Strip the pictures and reproduce the rest of the listing exactly.

● **DATA ROWS**

--- Begin ---

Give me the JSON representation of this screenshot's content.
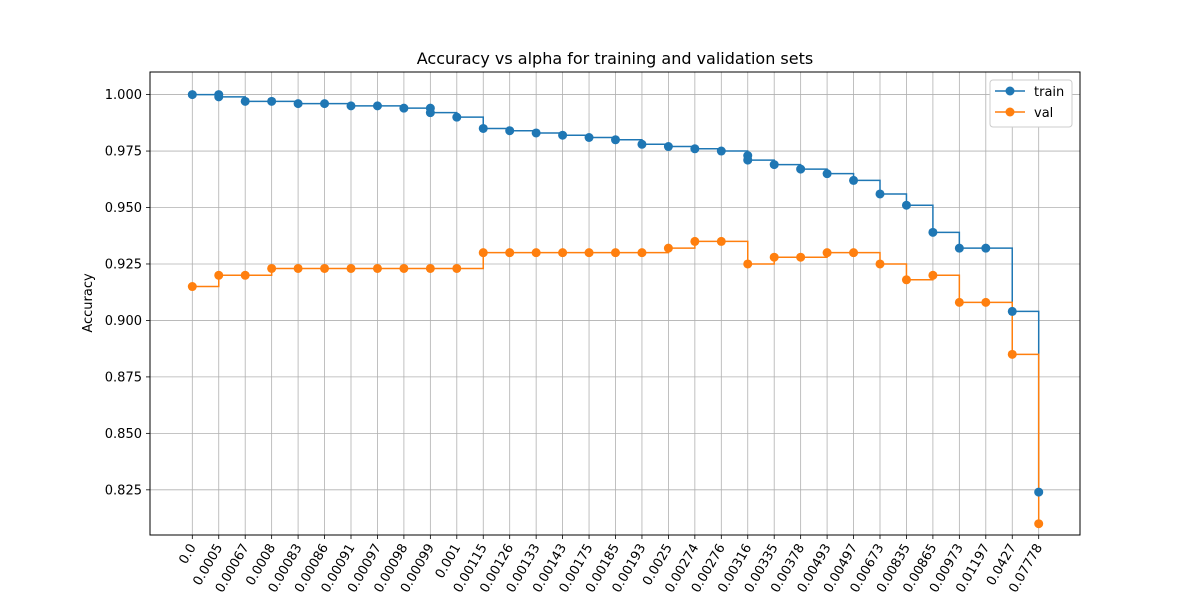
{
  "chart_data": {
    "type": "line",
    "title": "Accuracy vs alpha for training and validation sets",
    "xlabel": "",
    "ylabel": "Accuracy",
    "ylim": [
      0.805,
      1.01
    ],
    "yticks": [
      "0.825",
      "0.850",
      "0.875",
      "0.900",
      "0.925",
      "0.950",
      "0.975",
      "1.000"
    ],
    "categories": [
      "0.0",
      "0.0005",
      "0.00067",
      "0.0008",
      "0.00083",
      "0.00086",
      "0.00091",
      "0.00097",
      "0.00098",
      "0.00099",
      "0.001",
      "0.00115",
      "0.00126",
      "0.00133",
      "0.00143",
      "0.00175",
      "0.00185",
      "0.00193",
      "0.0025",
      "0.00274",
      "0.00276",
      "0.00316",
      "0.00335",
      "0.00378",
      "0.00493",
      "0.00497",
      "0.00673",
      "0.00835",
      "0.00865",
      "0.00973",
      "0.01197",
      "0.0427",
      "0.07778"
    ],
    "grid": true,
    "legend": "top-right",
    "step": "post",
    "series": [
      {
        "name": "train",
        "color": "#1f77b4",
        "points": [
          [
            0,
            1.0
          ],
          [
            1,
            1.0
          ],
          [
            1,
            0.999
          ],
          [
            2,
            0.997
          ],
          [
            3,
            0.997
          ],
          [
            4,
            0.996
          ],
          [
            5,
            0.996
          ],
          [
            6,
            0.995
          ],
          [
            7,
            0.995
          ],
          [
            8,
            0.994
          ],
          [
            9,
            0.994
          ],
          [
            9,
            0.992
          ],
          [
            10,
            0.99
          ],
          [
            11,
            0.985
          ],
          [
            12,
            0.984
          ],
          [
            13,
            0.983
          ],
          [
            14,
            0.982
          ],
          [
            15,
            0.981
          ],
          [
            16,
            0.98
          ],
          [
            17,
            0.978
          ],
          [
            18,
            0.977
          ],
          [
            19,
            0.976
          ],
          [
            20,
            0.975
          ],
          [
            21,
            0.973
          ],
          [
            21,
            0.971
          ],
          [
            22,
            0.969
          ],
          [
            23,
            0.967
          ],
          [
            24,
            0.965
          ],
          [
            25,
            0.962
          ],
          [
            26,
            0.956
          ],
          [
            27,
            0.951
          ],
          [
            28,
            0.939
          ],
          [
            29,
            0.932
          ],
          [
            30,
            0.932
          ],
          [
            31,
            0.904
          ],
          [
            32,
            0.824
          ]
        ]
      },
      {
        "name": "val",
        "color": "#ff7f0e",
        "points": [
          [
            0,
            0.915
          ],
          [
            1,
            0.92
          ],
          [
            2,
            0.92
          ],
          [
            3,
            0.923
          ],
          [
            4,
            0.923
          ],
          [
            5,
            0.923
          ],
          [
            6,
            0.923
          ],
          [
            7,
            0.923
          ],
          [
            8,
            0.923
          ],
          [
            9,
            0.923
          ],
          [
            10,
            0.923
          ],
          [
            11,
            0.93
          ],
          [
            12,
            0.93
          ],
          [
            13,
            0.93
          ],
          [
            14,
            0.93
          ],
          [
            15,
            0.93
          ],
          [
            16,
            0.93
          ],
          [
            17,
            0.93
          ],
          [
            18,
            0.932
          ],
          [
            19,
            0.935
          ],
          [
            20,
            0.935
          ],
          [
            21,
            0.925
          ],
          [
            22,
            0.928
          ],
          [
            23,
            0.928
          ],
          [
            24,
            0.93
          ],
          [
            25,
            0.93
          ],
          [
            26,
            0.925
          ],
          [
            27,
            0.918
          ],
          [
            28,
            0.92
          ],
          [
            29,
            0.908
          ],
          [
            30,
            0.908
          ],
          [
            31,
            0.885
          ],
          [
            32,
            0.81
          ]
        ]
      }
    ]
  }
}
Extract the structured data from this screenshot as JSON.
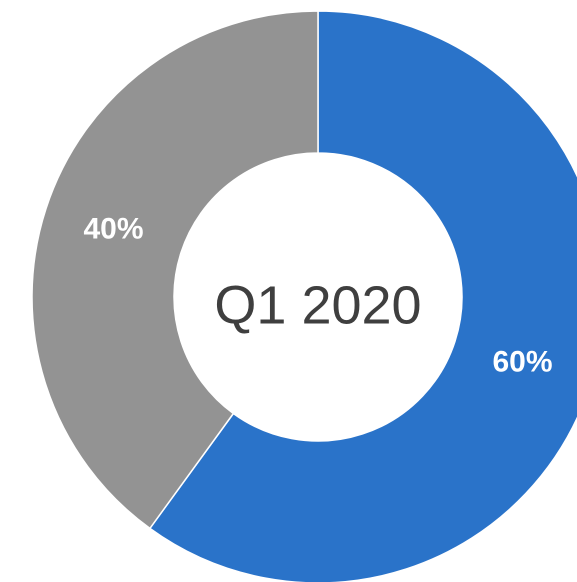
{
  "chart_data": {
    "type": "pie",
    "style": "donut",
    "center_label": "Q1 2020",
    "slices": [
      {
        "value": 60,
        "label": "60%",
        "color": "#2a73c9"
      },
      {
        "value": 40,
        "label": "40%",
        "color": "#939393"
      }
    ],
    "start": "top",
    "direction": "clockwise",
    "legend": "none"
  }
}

--- End ---

● **SOLUTION FOR THIS EXERCISE**
Give me the JSON representation of this screenshot's content.
{
  "chart_data": {
    "type": "line",
    "title": "Accuracy vs alpha for training and validation sets",
    "xlabel": "",
    "ylabel": "Accuracy",
    "ylim": [
      0.805,
      1.01
    ],
    "yticks": [
      "0.825",
      "0.850",
      "0.875",
      "0.900",
      "0.925",
      "0.950",
      "0.975",
      "1.000"
    ],
    "categories": [
      "0.0",
      "0.0005",
      "0.00067",
      "0.0008",
      "0.00083",
      "0.00086",
      "0.00091",
      "0.00097",
      "0.00098",
      "0.00099",
      "0.001",
      "0.00115",
      "0.00126",
      "0.00133",
      "0.00143",
      "0.00175",
      "0.00185",
      "0.00193",
      "0.0025",
      "0.00274",
      "0.00276",
      "0.00316",
      "0.00335",
      "0.00378",
      "0.00493",
      "0.00497",
      "0.00673",
      "0.00835",
      "0.00865",
      "0.00973",
      "0.01197",
      "0.0427",
      "0.07778"
    ],
    "grid": true,
    "legend": "top-right",
    "step": "post",
    "series": [
      {
        "name": "train",
        "color": "#1f77b4",
        "points": [
          [
            0,
            1.0
          ],
          [
            1,
            1.0
          ],
          [
            1,
            0.999
          ],
          [
            2,
            0.997
          ],
          [
            3,
            0.997
          ],
          [
            4,
            0.996
          ],
          [
            5,
            0.996
          ],
          [
            6,
            0.995
          ],
          [
            7,
            0.995
          ],
          [
            8,
            0.994
          ],
          [
            9,
            0.994
          ],
          [
            9,
            0.992
          ],
          [
            10,
            0.99
          ],
          [
            11,
            0.985
          ],
          [
            12,
            0.984
          ],
          [
            13,
            0.983
          ],
          [
            14,
            0.982
          ],
          [
            15,
            0.981
          ],
          [
            16,
            0.98
          ],
          [
            17,
            0.978
          ],
          [
            18,
            0.977
          ],
          [
            19,
            0.976
          ],
          [
            20,
            0.975
          ],
          [
            21,
            0.973
          ],
          [
            21,
            0.971
          ],
          [
            22,
            0.969
          ],
          [
            23,
            0.967
          ],
          [
            24,
            0.965
          ],
          [
            25,
            0.962
          ],
          [
            26,
            0.956
          ],
          [
            27,
            0.951
          ],
          [
            28,
            0.939
          ],
          [
            29,
            0.932
          ],
          [
            30,
            0.932
          ],
          [
            31,
            0.904
          ],
          [
            32,
            0.824
          ]
        ]
      },
      {
        "name": "val",
        "color": "#ff7f0e",
        "points": [
          [
            0,
            0.915
          ],
          [
            1,
            0.92
          ],
          [
            2,
            0.92
          ],
          [
            3,
            0.923
          ],
          [
            4,
            0.923
          ],
          [
            5,
            0.923
          ],
          [
            6,
            0.923
          ],
          [
            7,
            0.923
          ],
          [
            8,
            0.923
          ],
          [
            9,
            0.923
          ],
          [
            10,
            0.923
          ],
          [
            11,
            0.93
          ],
          [
            12,
            0.93
          ],
          [
            13,
            0.93
          ],
          [
            14,
            0.93
          ],
          [
            15,
            0.93
          ],
          [
            16,
            0.93
          ],
          [
            17,
            0.93
          ],
          [
            18,
            0.932
          ],
          [
            19,
            0.935
          ],
          [
            20,
            0.935
          ],
          [
            21,
            0.925
          ],
          [
            22,
            0.928
          ],
          [
            23,
            0.928
          ],
          [
            24,
            0.93
          ],
          [
            25,
            0.93
          ],
          [
            26,
            0.925
          ],
          [
            27,
            0.918
          ],
          [
            28,
            0.92
          ],
          [
            29,
            0.908
          ],
          [
            30,
            0.908
          ],
          [
            31,
            0.885
          ],
          [
            32,
            0.81
          ]
        ]
      }
    ]
  }
}
Extract the structured data from this screenshot as JSON.
{
  "chart_data": {
    "type": "pie",
    "style": "donut",
    "center_label": "Q1 2020",
    "slices": [
      {
        "value": 60,
        "label": "60%",
        "color": "#2a73c9"
      },
      {
        "value": 40,
        "label": "40%",
        "color": "#939393"
      }
    ],
    "start": "top",
    "direction": "clockwise",
    "legend": "none"
  }
}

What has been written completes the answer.